EXERCISE
The entries below should be given again exactly, minus their pictures.

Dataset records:
================

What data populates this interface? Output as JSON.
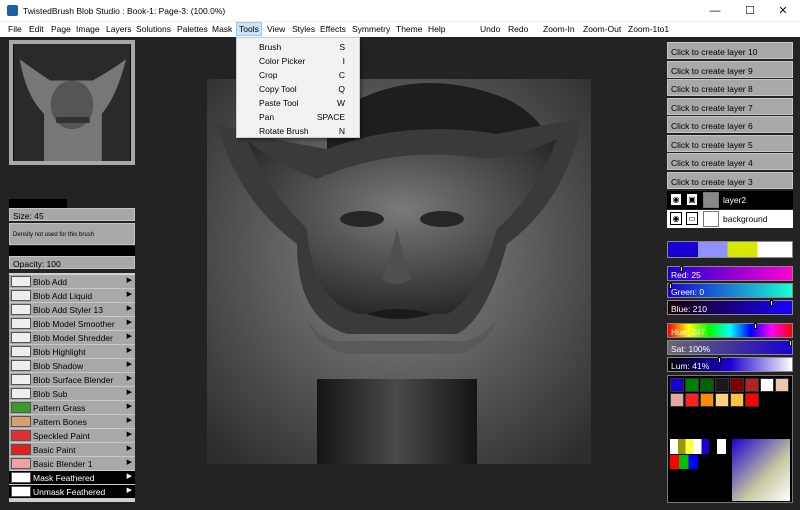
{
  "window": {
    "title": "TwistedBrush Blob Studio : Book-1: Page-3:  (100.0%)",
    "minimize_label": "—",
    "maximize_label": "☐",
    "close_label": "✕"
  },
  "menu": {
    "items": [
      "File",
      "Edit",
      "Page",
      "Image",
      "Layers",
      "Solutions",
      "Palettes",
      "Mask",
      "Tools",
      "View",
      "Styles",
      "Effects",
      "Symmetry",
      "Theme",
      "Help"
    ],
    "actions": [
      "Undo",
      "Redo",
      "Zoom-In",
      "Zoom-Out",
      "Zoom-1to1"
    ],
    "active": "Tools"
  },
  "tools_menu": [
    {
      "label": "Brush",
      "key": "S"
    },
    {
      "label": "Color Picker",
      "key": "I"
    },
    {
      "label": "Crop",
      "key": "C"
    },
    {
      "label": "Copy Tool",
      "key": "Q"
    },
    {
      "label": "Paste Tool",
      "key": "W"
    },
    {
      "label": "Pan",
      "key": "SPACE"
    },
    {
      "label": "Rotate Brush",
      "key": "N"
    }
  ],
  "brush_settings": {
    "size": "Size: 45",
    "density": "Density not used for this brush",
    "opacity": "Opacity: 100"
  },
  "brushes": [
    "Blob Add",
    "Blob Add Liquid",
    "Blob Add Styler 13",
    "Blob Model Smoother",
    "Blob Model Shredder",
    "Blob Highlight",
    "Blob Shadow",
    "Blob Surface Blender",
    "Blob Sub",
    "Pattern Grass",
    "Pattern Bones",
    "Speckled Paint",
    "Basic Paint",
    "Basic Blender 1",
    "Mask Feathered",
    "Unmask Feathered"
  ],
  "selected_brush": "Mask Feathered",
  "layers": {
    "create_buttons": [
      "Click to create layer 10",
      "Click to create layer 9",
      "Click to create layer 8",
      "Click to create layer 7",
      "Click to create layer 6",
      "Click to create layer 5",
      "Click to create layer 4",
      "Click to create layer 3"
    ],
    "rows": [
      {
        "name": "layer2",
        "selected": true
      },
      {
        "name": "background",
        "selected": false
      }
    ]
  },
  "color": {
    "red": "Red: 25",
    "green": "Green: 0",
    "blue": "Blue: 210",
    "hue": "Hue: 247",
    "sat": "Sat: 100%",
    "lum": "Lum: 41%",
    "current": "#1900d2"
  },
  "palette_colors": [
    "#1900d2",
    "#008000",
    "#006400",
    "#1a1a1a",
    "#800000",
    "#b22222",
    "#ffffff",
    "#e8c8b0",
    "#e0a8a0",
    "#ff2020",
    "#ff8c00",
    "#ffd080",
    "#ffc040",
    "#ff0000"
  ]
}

================

TASK RESPONSE
What data populates this interface? Output as JSON.
{
  "window": {
    "title": "TwistedBrush Blob Studio : Book-1: Page-3:  (100.0%)",
    "minimize_label": "—",
    "maximize_label": "☐",
    "close_label": "✕"
  },
  "menu": {
    "items": [
      "File",
      "Edit",
      "Page",
      "Image",
      "Layers",
      "Solutions",
      "Palettes",
      "Mask",
      "Tools",
      "View",
      "Styles",
      "Effects",
      "Symmetry",
      "Theme",
      "Help"
    ],
    "actions": [
      "Undo",
      "Redo",
      "Zoom-In",
      "Zoom-Out",
      "Zoom-1to1"
    ],
    "active": "Tools"
  },
  "tools_menu": [
    {
      "label": "Brush",
      "key": "S"
    },
    {
      "label": "Color Picker",
      "key": "I"
    },
    {
      "label": "Crop",
      "key": "C"
    },
    {
      "label": "Copy Tool",
      "key": "Q"
    },
    {
      "label": "Paste Tool",
      "key": "W"
    },
    {
      "label": "Pan",
      "key": "SPACE"
    },
    {
      "label": "Rotate Brush",
      "key": "N"
    }
  ],
  "brush_settings": {
    "size": "Size: 45",
    "density": "Density not used for this brush",
    "opacity": "Opacity: 100"
  },
  "brushes": [
    "Blob Add",
    "Blob Add Liquid",
    "Blob Add Styler 13",
    "Blob Model Smoother",
    "Blob Model Shredder",
    "Blob Highlight",
    "Blob Shadow",
    "Blob Surface Blender",
    "Blob Sub",
    "Pattern Grass",
    "Pattern Bones",
    "Speckled Paint",
    "Basic Paint",
    "Basic Blender 1",
    "Mask Feathered",
    "Unmask Feathered"
  ],
  "selected_brush": "Mask Feathered",
  "layers": {
    "create_buttons": [
      "Click to create layer 10",
      "Click to create layer 9",
      "Click to create layer 8",
      "Click to create layer 7",
      "Click to create layer 6",
      "Click to create layer 5",
      "Click to create layer 4",
      "Click to create layer 3"
    ],
    "rows": [
      {
        "name": "layer2",
        "selected": true
      },
      {
        "name": "background",
        "selected": false
      }
    ]
  },
  "color": {
    "red": "Red: 25",
    "green": "Green: 0",
    "blue": "Blue: 210",
    "hue": "Hue: 247",
    "sat": "Sat: 100%",
    "lum": "Lum: 41%",
    "current": "#1900d2"
  },
  "palette_colors": [
    "#1900d2",
    "#008000",
    "#006400",
    "#1a1a1a",
    "#800000",
    "#b22222",
    "#ffffff",
    "#e8c8b0",
    "#e0a8a0",
    "#ff2020",
    "#ff8c00",
    "#ffd080",
    "#ffc040",
    "#ff0000"
  ]
}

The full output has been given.